Text under study:
Exponential growth and decay (Part 14): Logistic growth model

In this series of posts, I provide a deeper look at common applications of exponential functions that arise in an Algebra II or Precalculus class. In the previous posts in this series, I considered financial applications, radioactive decay, and Newton’s Law of Cooling.

Today, I introduce the logistic growth model, which describes how an infection (like a disease, a rumor, or advertise) spreads in a population. Before I actually present the formula to my students, I usually perform a 8- to 10-minute demonstration to convince students that the formula actually works. This demonstration works well with between 15 and 45 students; I have personally not attempted this demo with a class larger than 45.

I wish I could take credit for the idea behind this demonstration. I’m afraid I can’t remember who told me the idea behind this demo about 15 years ago, but I’m thankful to him or her for this idea, as I’ve used it with great success over the years when teaching Precalculus and even when teaching Differential Equations.

Here’s the demonstration:

1. The class period before the demo, I ask my students to bring their calculators to class.

2. On the day of the demo, I prepare slips of paper with the numbers 1, 2, 3, etc. I hand these to my students as they take their seats before class starts (and, as needed, to students who arrive late).

3. I tell the class that we’re going to model how a rumor gets spread. On the chalkboard, I write down the numbers 0, 1, 2, …, up to $N$, the number of students in the class that day. Invariably, I get asked, “What’s the rumor?” In response, I’ll playfully point to someone in the front row and say, “The rumor is about him.”

4. I point out that, at time 0, only one person has heard the rumor…. me. I’m person number 0 (confirming the popular belief of my students). So I’ll cross out the 0 on the board and mark on a table that only one person has heard the rumor so far. (Here’s the spreadsheet that I’ve used to keep track of this information while simultaneously making a graph of the data: logisitic).

Task instructions: Translate this sentence from the post on the logistic growth model into Spanish: "I tell the class that we’re going to model how a rumor gets spread." The listing after this point has nothing to do with the work here.

Source information:
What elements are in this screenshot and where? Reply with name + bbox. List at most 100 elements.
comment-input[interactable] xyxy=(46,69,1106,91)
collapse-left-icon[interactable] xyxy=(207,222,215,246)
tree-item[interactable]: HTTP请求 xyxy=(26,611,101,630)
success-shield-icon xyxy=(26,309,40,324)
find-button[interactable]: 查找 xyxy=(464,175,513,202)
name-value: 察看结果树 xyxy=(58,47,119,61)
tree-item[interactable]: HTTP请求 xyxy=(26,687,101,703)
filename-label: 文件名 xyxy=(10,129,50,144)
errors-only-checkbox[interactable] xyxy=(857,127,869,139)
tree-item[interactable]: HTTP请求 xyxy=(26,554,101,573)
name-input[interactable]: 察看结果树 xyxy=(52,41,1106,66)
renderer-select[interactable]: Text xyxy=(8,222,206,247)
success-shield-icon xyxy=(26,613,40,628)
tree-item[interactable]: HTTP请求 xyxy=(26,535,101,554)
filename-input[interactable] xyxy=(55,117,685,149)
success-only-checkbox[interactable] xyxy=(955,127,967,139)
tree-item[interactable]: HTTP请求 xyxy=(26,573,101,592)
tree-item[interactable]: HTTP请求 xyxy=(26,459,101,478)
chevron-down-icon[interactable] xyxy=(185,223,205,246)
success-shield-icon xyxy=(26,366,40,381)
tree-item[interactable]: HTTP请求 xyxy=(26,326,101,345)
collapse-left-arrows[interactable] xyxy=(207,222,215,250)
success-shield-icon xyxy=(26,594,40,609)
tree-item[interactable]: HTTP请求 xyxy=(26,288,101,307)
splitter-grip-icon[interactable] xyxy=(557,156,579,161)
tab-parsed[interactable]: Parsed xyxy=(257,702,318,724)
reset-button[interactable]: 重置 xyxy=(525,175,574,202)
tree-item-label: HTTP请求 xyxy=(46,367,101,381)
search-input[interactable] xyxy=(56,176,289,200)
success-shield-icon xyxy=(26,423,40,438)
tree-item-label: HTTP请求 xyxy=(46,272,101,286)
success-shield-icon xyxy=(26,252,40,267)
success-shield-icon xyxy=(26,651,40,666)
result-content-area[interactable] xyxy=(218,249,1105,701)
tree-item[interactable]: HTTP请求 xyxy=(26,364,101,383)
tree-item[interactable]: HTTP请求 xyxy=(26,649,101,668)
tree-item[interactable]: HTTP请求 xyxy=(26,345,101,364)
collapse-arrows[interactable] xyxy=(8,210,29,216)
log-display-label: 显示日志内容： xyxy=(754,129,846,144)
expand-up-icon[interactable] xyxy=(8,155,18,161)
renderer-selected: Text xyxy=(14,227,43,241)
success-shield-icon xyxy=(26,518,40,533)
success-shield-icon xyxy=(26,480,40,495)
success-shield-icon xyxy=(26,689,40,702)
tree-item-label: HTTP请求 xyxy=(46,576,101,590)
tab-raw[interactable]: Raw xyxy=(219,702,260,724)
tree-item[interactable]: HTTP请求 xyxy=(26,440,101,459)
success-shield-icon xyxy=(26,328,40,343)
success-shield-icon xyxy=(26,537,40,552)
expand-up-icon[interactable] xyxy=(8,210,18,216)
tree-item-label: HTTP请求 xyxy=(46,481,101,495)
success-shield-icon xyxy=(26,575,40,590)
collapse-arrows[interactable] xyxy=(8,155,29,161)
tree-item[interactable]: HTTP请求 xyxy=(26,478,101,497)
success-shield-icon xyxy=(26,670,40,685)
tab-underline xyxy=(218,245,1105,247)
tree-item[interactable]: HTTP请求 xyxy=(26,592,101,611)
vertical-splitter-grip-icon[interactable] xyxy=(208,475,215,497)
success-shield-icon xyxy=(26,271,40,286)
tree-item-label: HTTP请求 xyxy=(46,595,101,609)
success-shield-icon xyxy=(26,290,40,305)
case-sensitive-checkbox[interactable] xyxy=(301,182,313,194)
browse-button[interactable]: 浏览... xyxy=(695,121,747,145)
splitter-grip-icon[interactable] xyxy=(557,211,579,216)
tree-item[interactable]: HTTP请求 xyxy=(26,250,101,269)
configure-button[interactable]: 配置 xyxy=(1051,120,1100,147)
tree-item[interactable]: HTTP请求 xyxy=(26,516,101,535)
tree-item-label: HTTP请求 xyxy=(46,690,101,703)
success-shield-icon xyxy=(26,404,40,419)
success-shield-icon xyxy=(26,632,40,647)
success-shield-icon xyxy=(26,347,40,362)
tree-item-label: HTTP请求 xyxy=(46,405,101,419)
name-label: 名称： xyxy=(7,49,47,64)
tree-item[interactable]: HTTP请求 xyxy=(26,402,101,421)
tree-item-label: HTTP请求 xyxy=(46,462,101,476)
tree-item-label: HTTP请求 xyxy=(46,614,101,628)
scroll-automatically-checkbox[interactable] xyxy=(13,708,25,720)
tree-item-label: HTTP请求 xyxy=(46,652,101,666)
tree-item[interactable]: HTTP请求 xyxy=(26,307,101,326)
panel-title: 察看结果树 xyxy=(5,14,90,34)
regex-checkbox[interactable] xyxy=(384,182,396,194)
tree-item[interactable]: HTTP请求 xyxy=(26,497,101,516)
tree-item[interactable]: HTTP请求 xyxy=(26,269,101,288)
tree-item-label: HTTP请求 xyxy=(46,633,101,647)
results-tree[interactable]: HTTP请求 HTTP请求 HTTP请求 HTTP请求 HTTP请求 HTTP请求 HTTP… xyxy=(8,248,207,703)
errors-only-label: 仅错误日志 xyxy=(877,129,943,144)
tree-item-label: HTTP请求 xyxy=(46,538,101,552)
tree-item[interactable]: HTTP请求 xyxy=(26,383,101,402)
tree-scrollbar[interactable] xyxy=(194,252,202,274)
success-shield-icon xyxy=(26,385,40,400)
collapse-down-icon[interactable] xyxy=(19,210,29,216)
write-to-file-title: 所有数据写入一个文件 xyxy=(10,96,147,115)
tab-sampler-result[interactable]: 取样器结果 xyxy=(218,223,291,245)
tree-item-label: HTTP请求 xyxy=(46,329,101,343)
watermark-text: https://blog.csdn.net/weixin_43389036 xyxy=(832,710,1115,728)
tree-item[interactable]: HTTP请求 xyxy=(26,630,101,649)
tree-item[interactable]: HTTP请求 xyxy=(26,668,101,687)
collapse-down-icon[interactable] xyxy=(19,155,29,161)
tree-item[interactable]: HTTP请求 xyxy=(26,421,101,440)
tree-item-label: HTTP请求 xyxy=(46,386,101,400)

Result for this task: Le digo a la clase que vamos a modelar cómo se propaga un rumor.